> [Exercise task] Copy the records below with "fence making machine" replaced by "fencing machine", keeping everything else the same.

Entries from a dataset
■ ■ ■ ■ ■ ■ ■
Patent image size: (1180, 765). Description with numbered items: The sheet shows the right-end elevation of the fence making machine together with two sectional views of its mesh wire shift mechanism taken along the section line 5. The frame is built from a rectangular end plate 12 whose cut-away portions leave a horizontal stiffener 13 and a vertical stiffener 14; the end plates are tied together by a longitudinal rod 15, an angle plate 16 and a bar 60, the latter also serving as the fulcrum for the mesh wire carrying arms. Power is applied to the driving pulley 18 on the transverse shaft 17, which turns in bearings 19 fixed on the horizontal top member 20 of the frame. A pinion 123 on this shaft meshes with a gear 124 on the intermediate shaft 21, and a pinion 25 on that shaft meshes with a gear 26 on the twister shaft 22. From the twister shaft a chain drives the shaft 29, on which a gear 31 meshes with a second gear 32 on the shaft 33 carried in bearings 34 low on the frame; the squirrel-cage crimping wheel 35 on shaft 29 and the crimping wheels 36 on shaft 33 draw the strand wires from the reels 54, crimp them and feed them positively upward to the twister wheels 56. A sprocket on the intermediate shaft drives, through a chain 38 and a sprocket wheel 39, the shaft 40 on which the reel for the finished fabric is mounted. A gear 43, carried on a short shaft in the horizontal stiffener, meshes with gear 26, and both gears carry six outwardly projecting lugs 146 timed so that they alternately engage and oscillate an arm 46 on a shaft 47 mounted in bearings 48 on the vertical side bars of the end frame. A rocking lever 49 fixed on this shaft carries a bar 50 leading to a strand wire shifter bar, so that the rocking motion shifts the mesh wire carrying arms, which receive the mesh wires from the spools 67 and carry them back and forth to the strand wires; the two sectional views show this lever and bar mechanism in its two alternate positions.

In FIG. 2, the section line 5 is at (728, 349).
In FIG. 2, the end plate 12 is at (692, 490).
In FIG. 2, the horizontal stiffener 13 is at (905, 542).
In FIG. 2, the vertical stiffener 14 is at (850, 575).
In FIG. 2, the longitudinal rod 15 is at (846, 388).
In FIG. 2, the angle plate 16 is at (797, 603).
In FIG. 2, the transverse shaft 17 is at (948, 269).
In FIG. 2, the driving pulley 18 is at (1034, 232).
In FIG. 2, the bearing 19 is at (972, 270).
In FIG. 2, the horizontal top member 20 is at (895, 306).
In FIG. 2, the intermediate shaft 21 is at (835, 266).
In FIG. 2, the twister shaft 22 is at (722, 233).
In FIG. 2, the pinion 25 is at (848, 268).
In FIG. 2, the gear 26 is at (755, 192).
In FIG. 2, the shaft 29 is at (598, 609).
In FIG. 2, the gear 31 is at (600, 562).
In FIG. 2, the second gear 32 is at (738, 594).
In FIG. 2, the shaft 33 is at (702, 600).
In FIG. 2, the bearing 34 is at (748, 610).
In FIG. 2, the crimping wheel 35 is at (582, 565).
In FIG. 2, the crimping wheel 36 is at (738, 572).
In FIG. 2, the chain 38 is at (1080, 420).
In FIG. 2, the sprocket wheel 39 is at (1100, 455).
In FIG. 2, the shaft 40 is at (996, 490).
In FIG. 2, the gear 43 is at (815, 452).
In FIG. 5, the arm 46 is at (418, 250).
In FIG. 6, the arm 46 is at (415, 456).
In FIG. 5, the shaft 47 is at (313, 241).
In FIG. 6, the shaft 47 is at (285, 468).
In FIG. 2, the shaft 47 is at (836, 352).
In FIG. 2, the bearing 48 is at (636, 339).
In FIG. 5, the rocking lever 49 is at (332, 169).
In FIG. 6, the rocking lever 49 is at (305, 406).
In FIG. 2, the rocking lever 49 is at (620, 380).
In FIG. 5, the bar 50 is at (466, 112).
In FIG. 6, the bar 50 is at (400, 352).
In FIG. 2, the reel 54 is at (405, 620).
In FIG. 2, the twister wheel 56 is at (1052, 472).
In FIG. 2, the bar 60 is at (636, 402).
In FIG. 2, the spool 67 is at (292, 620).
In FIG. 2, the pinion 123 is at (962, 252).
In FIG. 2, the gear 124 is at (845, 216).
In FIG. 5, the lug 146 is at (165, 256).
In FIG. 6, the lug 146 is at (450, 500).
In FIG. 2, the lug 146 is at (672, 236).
■ ■ ■ ■ ■ ■ ■
> [Response for this exercise]
Patent image size: (1180, 765). Description with numbered items: The sheet shows the right-end elevation of the fencing machine together with two sectional views of its mesh wire shift mechanism taken along the section line 5. The frame is built from a rectangular end plate 12 whose cut-away portions leave a horizontal stiffener 13 and a vertical stiffener 14; the end plates are tied together by a longitudinal rod 15, an angle plate 16 and a bar 60, the latter also serving as the fulcrum for the mesh wire carrying arms. Power is applied to the driving pulley 18 on the transverse shaft 17, which turns in bearings 19 fixed on the horizontal top member 20 of the frame. A pinion 123 on this shaft meshes with a gear 124 on the intermediate shaft 21, and a pinion 25 on that shaft meshes with a gear 26 on the twister shaft 22. From the twister shaft a chain drives the shaft 29, on which a gear 31 meshes with a second gear 32 on the shaft 33 carried in bearings 34 low on the frame; the squirrel-cage crimping wheel 35 on shaft 29 and the crimping wheels 36 on shaft 33 draw the strand wires from the reels 54, crimp them and feed them positively upward to the twister wheels 56. A sprocket on the intermediate shaft drives, through a chain 38 and a sprocket wheel 39, the shaft 40 on which the reel for the finished fabric is mounted. A gear 43, carried on a short shaft in the horizontal stiffener, meshes with gear 26, and both gears carry six outwardly projecting lugs 146 timed so that they alternately engage and oscillate an arm 46 on a shaft 47 mounted in bearings 48 on the vertical side bars of the end frame. A rocking lever 49 fixed on this shaft carries a bar 50 leading to a strand wire shifter bar, so that the rocking motion shifts the mesh wire carrying arms, which receive the mesh wires from the spools 67 and carry them back and forth to the strand wires; the two sectional views show this lever and bar mechanism in its two alternate positions.

In FIG. 2, the section line 5 is at (728, 349).
In FIG. 2, the end plate 12 is at (692, 490).
In FIG. 2, the horizontal stiffener 13 is at (905, 542).
In FIG. 2, the vertical stiffener 14 is at (850, 575).
In FIG. 2, the longitudinal rod 15 is at (846, 388).
In FIG. 2, the angle plate 16 is at (797, 603).
In FIG. 2, the transverse shaft 17 is at (948, 269).
In FIG. 2, the driving pulley 18 is at (1034, 232).
In FIG. 2, the bearing 19 is at (972, 270).
In FIG. 2, the horizontal top member 20 is at (895, 306).
In FIG. 2, the intermediate shaft 21 is at (835, 266).
In FIG. 2, the twister shaft 22 is at (722, 233).
In FIG. 2, the pinion 25 is at (848, 268).
In FIG. 2, the gear 26 is at (755, 192).
In FIG. 2, the shaft 29 is at (598, 609).
In FIG. 2, the gear 31 is at (600, 562).
In FIG. 2, the second gear 32 is at (738, 594).
In FIG. 2, the shaft 33 is at (702, 600).
In FIG. 2, the bearing 34 is at (748, 610).
In FIG. 2, the crimping wheel 35 is at (582, 565).
In FIG. 2, the crimping wheel 36 is at (738, 572).
In FIG. 2, the chain 38 is at (1080, 420).
In FIG. 2, the sprocket wheel 39 is at (1100, 455).
In FIG. 2, the shaft 40 is at (996, 490).
In FIG. 2, the gear 43 is at (815, 452).
In FIG. 5, the arm 46 is at (418, 250).
In FIG. 6, the arm 46 is at (415, 456).
In FIG. 5, the shaft 47 is at (313, 241).
In FIG. 6, the shaft 47 is at (285, 468).
In FIG. 2, the shaft 47 is at (836, 352).
In FIG. 2, the bearing 48 is at (636, 339).
In FIG. 5, the rocking lever 49 is at (332, 169).
In FIG. 6, the rocking lever 49 is at (305, 406).
In FIG. 2, the rocking lever 49 is at (620, 380).
In FIG. 5, the bar 50 is at (466, 112).
In FIG. 6, the bar 50 is at (400, 352).
In FIG. 2, the reel 54 is at (405, 620).
In FIG. 2, the twister wheel 56 is at (1052, 472).
In FIG. 2, the bar 60 is at (636, 402).
In FIG. 2, the spool 67 is at (292, 620).
In FIG. 2, the pinion 123 is at (962, 252).
In FIG. 2, the gear 124 is at (845, 216).
In FIG. 5, the lug 146 is at (165, 256).
In FIG. 6, the lug 146 is at (450, 500).
In FIG. 2, the lug 146 is at (672, 236).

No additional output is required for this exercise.